# Exercise brief
Identify the lines holding "this" and copy them.
** start Input data **
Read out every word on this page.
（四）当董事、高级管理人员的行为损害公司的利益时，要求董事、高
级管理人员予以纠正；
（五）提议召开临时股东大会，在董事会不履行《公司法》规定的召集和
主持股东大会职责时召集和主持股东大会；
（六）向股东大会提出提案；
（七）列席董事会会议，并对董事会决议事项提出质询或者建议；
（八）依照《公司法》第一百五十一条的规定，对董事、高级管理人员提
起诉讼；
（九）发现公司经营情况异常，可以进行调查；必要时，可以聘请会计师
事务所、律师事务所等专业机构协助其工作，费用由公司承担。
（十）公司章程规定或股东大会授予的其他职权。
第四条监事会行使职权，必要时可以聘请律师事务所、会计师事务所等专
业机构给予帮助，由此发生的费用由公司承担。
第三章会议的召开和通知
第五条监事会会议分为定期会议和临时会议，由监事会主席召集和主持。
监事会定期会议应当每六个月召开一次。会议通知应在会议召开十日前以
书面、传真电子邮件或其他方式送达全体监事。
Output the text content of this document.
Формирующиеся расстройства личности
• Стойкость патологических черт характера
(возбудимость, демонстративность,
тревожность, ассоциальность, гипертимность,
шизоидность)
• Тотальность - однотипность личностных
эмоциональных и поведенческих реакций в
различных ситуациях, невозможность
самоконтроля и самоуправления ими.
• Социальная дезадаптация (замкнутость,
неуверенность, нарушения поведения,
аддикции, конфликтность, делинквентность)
** end Input data **
# Task response
Read out every word on this page.
Output the text content of this document.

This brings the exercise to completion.